Only the pictures are omitted; repeat all other data exactly.
[START OF Dataset rows]
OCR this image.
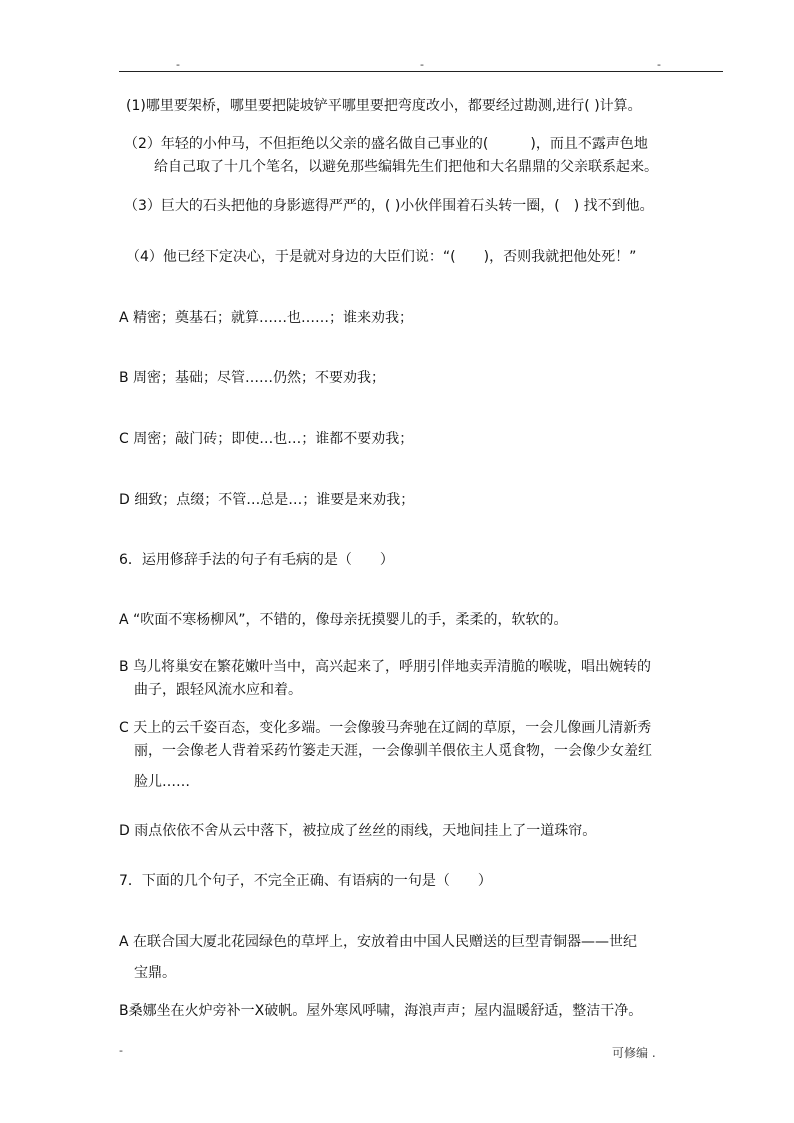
-	-	-
(1)哪里要架桥，哪里要把陡坡铲平哪里要把弯度改小，都要经过勘测,进行( )计算。
（2）年轻的小仲马，不但拒绝以父亲的盛名做自己事业的(　　　)，而且不露声色地
给自己取了十几个笔名，以避免那些编辑先生们把他和大名鼎鼎的父亲联系起来。
（3）巨大的石头把他的身影遮得严严的，( )小伙伴围着石头转一圈，(　) 找不到他。
（4）他已经下定决心，于是就对身边的大臣们说：“(　　)，否则我就把他处死！”
A 精密；奠基石；就算……也……；谁来劝我；
B 周密；基础；尽管……仍然；不要劝我；
C 周密；敲门砖；即使…也…；谁都不要劝我；
D 细致；点缀；不管…总是…；谁要是来劝我；
6．运用修辞手法的句子有毛病的是（　　）
A “吹面不寒杨柳风”，不错的，像母亲抚摸婴儿的手，柔柔的，软软的。
B 鸟儿将巢安在繁花嫩叶当中，高兴起来了，呼朋引伴地卖弄清脆的喉咙，唱出婉转的
曲子，跟轻风流水应和着。
C 天上的云千姿百态，变化多端。一会像骏马奔驰在辽阔的草原，一会儿像画儿清新秀
丽，一会像老人背着采药竹篓走天涯，一会像驯羊偎依主人觅食物，一会像少女羞红
脸儿……
D 雨点依依不舍从云中落下，被拉成了丝丝的雨线，天地间挂上了一道珠帘。
7．下面的几个句子，不完全正确、有语病的一句是（　　）
A 在联合国大厦北花园绿色的草坪上，安放着由中国人民赠送的巨型青铜器——世纪
宝鼎。
B桑娜坐在火炉旁补一X破帆。屋外寒风呼啸，海浪声声；屋内温暖舒适，整洁干净。
-	可修编 .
[END OF Dataset rows]
- [Result of the task]:
OCR this image.
-	-	-
(1)哪里要架桥，哪里要把陡坡铲平哪里要把弯度改小，都要经过勘测,进行( )计算。
（2）年轻的小仲马，不但拒绝以父亲的盛名做自己事业的(　　　)，而且不露声色地
给自己取了十几个笔名，以避免那些编辑先生们把他和大名鼎鼎的父亲联系起来。
（3）巨大的石头把他的身影遮得严严的，( )小伙伴围着石头转一圈，(　) 找不到他。
（4）他已经下定决心，于是就对身边的大臣们说：“(　　)，否则我就把他处死！”
A 精密；奠基石；就算……也……；谁来劝我；
B 周密；基础；尽管……仍然；不要劝我；
C 周密；敲门砖；即使…也…；谁都不要劝我；
D 细致；点缀；不管…总是…；谁要是来劝我；
6．运用修辞手法的句子有毛病的是（　　）
A “吹面不寒杨柳风”，不错的，像母亲抚摸婴儿的手，柔柔的，软软的。
B 鸟儿将巢安在繁花嫩叶当中，高兴起来了，呼朋引伴地卖弄清脆的喉咙，唱出婉转的
曲子，跟轻风流水应和着。
C 天上的云千姿百态，变化多端。一会像骏马奔驰在辽阔的草原，一会儿像画儿清新秀
丽，一会像老人背着采药竹篓走天涯，一会像驯羊偎依主人觅食物，一会像少女羞红
脸儿……
D 雨点依依不舍从云中落下，被拉成了丝丝的雨线，天地间挂上了一道珠帘。
7．下面的几个句子，不完全正确、有语病的一句是（　　）
A 在联合国大厦北花园绿色的草坪上，安放着由中国人民赠送的巨型青铜器——世纪
宝鼎。
B桑娜坐在火炉旁补一X破帆。屋外寒风呼啸，海浪声声；屋内温暖舒适，整洁干净。
-	可修编 .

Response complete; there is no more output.